*WHAT IS REQUIRED*:
Copy each line below that contains "Venen".
+++ RECORDED DATA
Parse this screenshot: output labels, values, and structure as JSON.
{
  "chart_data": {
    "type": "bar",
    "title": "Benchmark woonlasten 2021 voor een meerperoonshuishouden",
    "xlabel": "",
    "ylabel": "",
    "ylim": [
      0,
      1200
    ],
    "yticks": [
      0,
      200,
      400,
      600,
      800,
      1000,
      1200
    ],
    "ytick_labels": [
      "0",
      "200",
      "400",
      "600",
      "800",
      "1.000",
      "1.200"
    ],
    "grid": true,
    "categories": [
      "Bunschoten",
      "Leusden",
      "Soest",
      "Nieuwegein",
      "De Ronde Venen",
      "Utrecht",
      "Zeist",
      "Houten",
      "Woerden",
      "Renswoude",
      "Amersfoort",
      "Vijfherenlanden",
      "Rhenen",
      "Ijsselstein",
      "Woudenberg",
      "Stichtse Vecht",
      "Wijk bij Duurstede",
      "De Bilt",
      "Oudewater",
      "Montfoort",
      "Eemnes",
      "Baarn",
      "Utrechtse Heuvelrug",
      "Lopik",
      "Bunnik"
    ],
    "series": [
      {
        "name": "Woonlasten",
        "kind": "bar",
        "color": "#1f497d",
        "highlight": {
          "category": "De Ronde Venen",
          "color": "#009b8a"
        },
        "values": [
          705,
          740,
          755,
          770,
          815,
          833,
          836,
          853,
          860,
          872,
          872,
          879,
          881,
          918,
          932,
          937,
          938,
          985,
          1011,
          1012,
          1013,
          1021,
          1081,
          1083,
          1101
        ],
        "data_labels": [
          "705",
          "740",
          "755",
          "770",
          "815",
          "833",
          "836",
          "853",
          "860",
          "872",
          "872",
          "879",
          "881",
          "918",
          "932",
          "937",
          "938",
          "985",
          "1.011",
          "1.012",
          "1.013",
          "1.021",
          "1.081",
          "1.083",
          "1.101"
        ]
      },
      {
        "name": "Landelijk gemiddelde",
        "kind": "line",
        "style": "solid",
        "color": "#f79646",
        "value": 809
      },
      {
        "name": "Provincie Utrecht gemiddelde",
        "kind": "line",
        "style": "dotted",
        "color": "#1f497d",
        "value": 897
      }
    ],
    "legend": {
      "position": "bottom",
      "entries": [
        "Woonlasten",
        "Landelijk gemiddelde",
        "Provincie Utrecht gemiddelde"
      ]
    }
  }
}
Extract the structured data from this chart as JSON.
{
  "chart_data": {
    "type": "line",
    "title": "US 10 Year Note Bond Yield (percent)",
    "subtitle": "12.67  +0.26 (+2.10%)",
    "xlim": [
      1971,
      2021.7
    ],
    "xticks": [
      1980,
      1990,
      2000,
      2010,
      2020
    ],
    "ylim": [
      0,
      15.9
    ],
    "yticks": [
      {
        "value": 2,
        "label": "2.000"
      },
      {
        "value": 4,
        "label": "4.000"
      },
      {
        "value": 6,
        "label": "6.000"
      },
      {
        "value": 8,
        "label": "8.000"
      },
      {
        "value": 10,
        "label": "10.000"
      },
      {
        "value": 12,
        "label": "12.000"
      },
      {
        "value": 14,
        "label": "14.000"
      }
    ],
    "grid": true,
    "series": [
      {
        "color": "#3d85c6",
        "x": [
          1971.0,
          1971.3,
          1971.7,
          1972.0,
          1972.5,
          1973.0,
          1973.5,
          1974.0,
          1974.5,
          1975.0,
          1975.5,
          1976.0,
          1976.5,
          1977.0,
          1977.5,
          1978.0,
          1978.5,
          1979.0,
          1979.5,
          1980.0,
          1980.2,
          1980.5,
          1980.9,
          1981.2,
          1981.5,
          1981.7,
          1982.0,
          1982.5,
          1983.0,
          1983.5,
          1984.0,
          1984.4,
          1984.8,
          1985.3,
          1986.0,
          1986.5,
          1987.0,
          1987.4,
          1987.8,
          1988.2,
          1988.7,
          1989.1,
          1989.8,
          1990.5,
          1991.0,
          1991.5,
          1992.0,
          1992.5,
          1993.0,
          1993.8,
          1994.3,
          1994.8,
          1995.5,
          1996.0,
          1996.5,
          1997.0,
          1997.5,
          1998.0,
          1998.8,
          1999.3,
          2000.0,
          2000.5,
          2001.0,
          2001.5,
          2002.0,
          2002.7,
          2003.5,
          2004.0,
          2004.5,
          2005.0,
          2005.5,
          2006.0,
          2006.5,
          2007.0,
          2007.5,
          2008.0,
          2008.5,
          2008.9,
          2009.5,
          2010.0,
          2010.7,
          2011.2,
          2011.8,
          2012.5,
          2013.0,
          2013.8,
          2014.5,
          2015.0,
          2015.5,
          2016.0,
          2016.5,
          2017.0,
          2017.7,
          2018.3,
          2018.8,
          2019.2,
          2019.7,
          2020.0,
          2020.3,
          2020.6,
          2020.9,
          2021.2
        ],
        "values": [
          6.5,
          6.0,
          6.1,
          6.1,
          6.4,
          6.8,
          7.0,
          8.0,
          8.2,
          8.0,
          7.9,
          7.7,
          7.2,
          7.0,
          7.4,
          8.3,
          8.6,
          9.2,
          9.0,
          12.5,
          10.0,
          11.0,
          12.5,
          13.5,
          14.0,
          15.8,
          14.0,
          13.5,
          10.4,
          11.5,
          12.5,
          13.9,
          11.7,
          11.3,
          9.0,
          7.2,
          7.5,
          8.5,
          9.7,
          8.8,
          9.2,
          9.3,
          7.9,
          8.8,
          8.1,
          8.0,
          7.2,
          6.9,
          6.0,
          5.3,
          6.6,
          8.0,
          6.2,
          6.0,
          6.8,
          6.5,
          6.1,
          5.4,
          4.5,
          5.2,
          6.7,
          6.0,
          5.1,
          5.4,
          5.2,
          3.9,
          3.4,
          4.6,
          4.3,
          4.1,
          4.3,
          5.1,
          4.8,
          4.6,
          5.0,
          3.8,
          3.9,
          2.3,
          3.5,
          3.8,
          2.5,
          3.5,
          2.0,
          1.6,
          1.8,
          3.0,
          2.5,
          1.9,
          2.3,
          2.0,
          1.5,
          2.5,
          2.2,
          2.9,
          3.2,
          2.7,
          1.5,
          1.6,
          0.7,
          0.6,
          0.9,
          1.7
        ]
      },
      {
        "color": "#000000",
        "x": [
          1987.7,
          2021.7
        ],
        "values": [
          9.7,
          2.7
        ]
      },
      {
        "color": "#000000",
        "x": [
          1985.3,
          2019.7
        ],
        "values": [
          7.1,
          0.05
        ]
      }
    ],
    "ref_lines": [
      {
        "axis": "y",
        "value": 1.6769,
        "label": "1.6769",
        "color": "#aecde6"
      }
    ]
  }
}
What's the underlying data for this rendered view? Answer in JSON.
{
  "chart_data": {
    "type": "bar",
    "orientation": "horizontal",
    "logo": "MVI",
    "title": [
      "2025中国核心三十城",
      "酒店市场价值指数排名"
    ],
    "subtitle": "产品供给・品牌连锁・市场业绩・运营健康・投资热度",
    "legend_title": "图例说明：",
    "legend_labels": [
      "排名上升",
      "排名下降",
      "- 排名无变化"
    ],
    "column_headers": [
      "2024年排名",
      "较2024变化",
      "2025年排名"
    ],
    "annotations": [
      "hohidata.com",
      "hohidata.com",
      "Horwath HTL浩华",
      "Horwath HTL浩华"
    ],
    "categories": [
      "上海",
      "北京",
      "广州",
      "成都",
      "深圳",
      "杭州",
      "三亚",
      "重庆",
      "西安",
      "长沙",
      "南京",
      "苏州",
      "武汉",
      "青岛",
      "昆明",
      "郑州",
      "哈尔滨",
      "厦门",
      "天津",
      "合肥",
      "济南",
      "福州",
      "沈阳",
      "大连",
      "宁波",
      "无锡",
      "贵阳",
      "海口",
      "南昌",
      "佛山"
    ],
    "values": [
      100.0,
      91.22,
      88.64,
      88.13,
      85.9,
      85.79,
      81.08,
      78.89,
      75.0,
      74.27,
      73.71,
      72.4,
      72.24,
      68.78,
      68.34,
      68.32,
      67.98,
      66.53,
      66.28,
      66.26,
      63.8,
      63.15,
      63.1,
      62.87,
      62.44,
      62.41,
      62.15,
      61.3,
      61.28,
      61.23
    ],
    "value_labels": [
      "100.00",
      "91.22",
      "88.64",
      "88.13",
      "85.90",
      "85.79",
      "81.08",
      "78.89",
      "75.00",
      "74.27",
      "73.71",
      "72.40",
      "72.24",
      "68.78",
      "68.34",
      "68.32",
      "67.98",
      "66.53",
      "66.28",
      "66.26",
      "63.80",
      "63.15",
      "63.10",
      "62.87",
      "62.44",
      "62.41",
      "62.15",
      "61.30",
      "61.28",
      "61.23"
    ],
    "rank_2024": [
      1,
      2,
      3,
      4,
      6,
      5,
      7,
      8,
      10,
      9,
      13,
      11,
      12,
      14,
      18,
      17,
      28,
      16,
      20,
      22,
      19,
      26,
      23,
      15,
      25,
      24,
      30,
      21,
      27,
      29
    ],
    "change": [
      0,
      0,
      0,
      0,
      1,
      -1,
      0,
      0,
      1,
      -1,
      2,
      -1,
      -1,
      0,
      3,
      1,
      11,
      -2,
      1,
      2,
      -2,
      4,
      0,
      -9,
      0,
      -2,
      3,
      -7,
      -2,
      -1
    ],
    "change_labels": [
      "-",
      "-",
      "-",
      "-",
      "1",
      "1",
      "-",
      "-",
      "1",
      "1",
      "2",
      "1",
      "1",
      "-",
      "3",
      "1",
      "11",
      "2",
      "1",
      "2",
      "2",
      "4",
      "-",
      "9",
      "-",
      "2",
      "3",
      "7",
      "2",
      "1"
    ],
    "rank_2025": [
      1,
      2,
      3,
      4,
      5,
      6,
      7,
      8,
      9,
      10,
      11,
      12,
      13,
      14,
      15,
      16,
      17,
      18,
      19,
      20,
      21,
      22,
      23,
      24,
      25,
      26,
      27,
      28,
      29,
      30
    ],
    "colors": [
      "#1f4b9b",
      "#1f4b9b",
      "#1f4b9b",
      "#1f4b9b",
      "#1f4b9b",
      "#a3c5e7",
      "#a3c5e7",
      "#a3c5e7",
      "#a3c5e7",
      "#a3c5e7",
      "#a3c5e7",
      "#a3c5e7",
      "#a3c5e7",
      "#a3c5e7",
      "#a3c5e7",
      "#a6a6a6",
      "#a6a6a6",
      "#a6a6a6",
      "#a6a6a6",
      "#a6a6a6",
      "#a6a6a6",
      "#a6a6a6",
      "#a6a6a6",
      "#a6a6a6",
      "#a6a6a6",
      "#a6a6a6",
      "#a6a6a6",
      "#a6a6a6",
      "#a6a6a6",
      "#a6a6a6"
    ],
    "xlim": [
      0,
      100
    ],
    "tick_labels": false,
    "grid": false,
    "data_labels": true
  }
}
++++++
*COMPLETED TASK*:
      "De Ronde Venen",
          "category": "De Ronde Venen",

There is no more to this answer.